Where a line holds the string "JSON", return that line.
## begin Given records
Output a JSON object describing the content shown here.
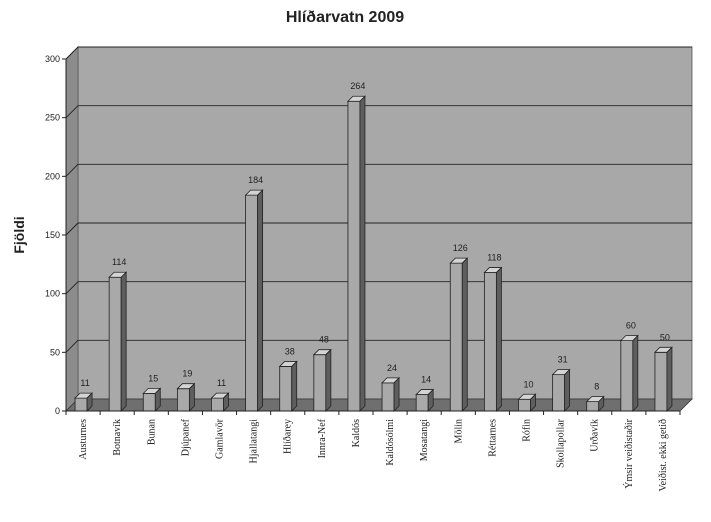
{
  "chart_data": {
    "type": "bar",
    "title": "Hlíðarvatn 2009",
    "xlabel": "",
    "ylabel": "Fjöldi",
    "ylim": [
      0,
      300
    ],
    "yticks": [
      0,
      50,
      100,
      150,
      200,
      250,
      300
    ],
    "grid": true,
    "three_d": true,
    "categories": [
      "Austurnes",
      "Botnavík",
      "Bunan",
      "Djúpanef",
      "Gamlavör",
      "Hjallatangi",
      "Hlíðarey",
      "Innra-Nef",
      "Kaldós",
      "Kaldósólmi",
      "Mosatangi",
      "Mölin",
      "Réttarnes",
      "Rófin",
      "Skollapollar",
      "Urðavík",
      "Ýmsir veiðistaðir",
      "Veiðist. ekki getið"
    ],
    "values": [
      11,
      114,
      15,
      19,
      11,
      184,
      38,
      48,
      264,
      24,
      14,
      126,
      118,
      10,
      31,
      8,
      60,
      50
    ],
    "value_labels": [
      "11",
      "114",
      "15",
      "19",
      "11",
      "184",
      "38",
      "48",
      "264",
      "24",
      "14",
      "126",
      "118",
      "10",
      "31",
      "8",
      "60",
      "50"
    ]
  },
  "colors": {
    "plot_background": "#a8a8a8",
    "wall_side": "#8c8c8c",
    "floor": "#6f6f6f",
    "bar_front": "#a9a9a9",
    "bar_top": "#d4d4d4",
    "bar_side": "#5e5e5e",
    "grid_line": "#222222"
  }
}
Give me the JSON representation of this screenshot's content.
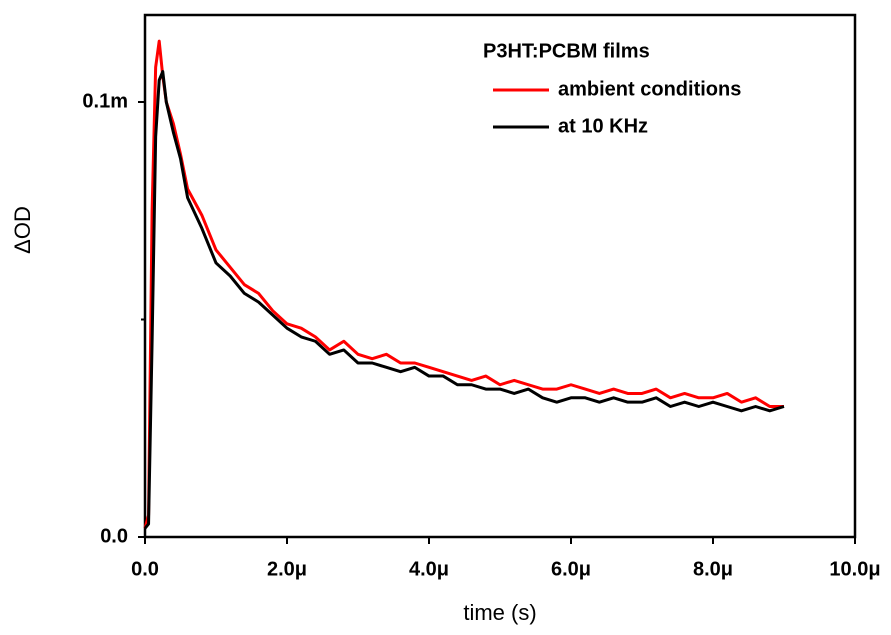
{
  "chart_data": {
    "type": "line",
    "x_label": "time (s)",
    "y_label": "ΔOD",
    "legend_title": "P3HT:PCBM films",
    "legend": "upper right",
    "x": [
      0.0,
      5e-08,
      1e-07,
      1.5e-07,
      2e-07,
      2.5e-07,
      3e-07,
      4e-07,
      5e-07,
      6e-07,
      8e-07,
      1e-06,
      1.2e-06,
      1.4e-06,
      1.6e-06,
      1.8e-06,
      2e-06,
      2.2e-06,
      2.4e-06,
      2.6e-06,
      2.8e-06,
      3e-06,
      3.2e-06,
      3.4e-06,
      3.6e-06,
      3.8e-06,
      4e-06,
      4.2e-06,
      4.4e-06,
      4.6e-06,
      4.8e-06,
      5e-06,
      5.2e-06,
      5.4e-06,
      5.6e-06,
      5.8e-06,
      6e-06,
      6.2e-06,
      6.4e-06,
      6.6e-06,
      6.8e-06,
      7e-06,
      7.2e-06,
      7.4e-06,
      7.6e-06,
      7.8e-06,
      8e-06,
      8.2e-06,
      8.4e-06,
      8.6e-06,
      8.8e-06,
      9e-06
    ],
    "series": [
      {
        "name": "ambient conditions",
        "color": "#ff0000",
        "values": [
          2e-06,
          5e-06,
          7.5e-05,
          0.000108,
          0.000114,
          0.000106,
          0.0001,
          9.5e-05,
          8.8e-05,
          8e-05,
          7.4e-05,
          6.6e-05,
          6.2e-05,
          5.8e-05,
          5.6e-05,
          5.2e-05,
          4.9e-05,
          4.8e-05,
          4.6e-05,
          4.3e-05,
          4.5e-05,
          4.2e-05,
          4.1e-05,
          4.2e-05,
          4e-05,
          4e-05,
          3.9e-05,
          3.8e-05,
          3.7e-05,
          3.6e-05,
          3.7e-05,
          3.5e-05,
          3.6e-05,
          3.5e-05,
          3.4e-05,
          3.4e-05,
          3.5e-05,
          3.4e-05,
          3.3e-05,
          3.4e-05,
          3.3e-05,
          3.3e-05,
          3.4e-05,
          3.2e-05,
          3.3e-05,
          3.2e-05,
          3.2e-05,
          3.3e-05,
          3.1e-05,
          3.2e-05,
          3e-05,
          3e-05
        ]
      },
      {
        "name": "at 10 KHz",
        "color": "#000000",
        "values": [
          2e-06,
          3e-06,
          4.5e-05,
          9.2e-05,
          0.000105,
          0.000107,
          0.0001,
          9.3e-05,
          8.7e-05,
          7.8e-05,
          7.1e-05,
          6.3e-05,
          6e-05,
          5.6e-05,
          5.4e-05,
          5.1e-05,
          4.8e-05,
          4.6e-05,
          4.5e-05,
          4.2e-05,
          4.3e-05,
          4e-05,
          4e-05,
          3.9e-05,
          3.8e-05,
          3.9e-05,
          3.7e-05,
          3.7e-05,
          3.5e-05,
          3.5e-05,
          3.4e-05,
          3.4e-05,
          3.3e-05,
          3.4e-05,
          3.2e-05,
          3.1e-05,
          3.2e-05,
          3.2e-05,
          3.1e-05,
          3.2e-05,
          3.1e-05,
          3.1e-05,
          3.2e-05,
          3e-05,
          3.1e-05,
          3e-05,
          3.1e-05,
          3e-05,
          2.9e-05,
          3e-05,
          2.9e-05,
          3e-05
        ]
      }
    ],
    "xlim": [
      0,
      1e-05
    ],
    "xticks": [
      {
        "value": 0,
        "label": "0.0"
      },
      {
        "value": 2e-06,
        "label": "2.0μ"
      },
      {
        "value": 4e-06,
        "label": "4.0μ"
      },
      {
        "value": 6e-06,
        "label": "6.0μ"
      },
      {
        "value": 8e-06,
        "label": "8.0μ"
      },
      {
        "value": 1e-05,
        "label": "10.0μ"
      }
    ],
    "ylim": [
      0,
      0.00012
    ],
    "yticks": [
      {
        "value": 0,
        "label": "0.0"
      },
      {
        "value": 0.0001,
        "label": "0.1m"
      }
    ],
    "yminorticks": [
      5e-05
    ]
  }
}
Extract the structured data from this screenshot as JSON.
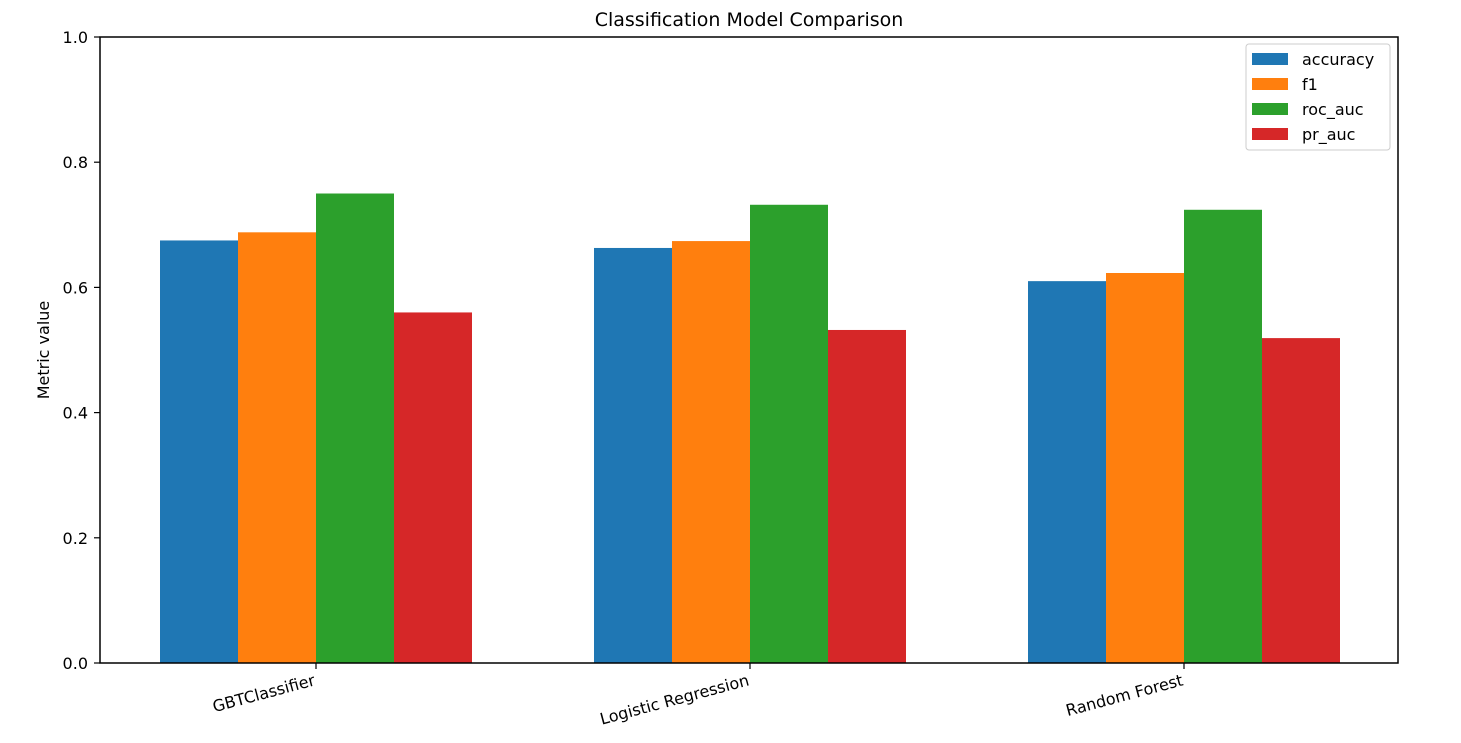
## end Given records
* **Answer to this exercise**:
Output a JSON object describing the content shown here.
Give me the JSON representation of this screenshot's content.
Extract the structured data from this screenshot as JSON.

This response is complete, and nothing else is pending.